[Start of DATA SHOWN]

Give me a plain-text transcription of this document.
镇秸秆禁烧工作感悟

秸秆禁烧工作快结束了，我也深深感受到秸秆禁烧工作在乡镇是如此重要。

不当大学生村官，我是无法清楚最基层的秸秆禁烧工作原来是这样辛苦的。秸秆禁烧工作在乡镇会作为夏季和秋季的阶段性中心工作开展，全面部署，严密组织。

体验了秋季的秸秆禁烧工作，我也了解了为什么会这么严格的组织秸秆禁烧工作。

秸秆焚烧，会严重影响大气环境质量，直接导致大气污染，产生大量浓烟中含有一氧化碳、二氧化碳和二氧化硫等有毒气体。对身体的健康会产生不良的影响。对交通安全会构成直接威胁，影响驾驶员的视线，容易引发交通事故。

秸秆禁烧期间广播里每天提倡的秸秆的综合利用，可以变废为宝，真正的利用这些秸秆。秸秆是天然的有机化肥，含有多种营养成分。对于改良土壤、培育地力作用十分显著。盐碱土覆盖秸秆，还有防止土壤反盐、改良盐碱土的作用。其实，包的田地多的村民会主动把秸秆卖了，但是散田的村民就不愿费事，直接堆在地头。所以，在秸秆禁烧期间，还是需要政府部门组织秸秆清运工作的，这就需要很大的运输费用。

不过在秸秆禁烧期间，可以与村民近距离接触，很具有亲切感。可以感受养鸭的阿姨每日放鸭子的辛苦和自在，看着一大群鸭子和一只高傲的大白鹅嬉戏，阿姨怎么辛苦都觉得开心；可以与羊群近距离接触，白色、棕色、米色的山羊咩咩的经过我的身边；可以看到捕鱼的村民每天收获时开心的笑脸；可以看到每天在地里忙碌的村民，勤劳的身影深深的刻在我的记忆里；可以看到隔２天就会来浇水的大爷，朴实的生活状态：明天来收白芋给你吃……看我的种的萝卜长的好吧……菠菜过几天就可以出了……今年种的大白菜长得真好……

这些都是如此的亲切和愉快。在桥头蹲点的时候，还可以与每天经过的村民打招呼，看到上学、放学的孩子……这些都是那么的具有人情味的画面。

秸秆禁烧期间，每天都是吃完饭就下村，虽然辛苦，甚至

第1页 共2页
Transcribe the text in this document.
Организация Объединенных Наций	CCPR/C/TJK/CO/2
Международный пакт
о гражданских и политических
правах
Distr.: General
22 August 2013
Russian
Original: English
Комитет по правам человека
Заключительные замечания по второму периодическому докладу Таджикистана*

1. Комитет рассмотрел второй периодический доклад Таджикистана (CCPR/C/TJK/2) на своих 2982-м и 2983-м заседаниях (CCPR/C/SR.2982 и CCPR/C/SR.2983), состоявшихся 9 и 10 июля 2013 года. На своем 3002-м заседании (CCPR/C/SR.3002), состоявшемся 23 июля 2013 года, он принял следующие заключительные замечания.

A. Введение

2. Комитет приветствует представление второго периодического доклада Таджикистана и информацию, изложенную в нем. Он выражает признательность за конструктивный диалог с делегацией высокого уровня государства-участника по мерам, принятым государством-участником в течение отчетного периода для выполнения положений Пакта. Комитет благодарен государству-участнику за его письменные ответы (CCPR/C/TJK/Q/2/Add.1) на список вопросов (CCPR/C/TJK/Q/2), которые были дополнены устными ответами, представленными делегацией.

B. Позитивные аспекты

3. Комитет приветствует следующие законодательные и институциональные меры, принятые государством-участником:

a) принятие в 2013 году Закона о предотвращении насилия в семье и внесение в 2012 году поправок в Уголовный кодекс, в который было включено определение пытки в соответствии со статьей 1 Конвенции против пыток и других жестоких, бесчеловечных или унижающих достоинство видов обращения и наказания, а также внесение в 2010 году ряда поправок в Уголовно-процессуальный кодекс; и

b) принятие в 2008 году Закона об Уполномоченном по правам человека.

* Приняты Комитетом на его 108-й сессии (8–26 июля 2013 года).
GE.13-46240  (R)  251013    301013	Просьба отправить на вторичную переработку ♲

[End of DATA SHOWN]

→ **WHAT THE TASK REQUIRES**
Only the number is needed here: how many lines of the records contain "июля"?

→ **OUTPUT FOR THIS EXERCISE**
2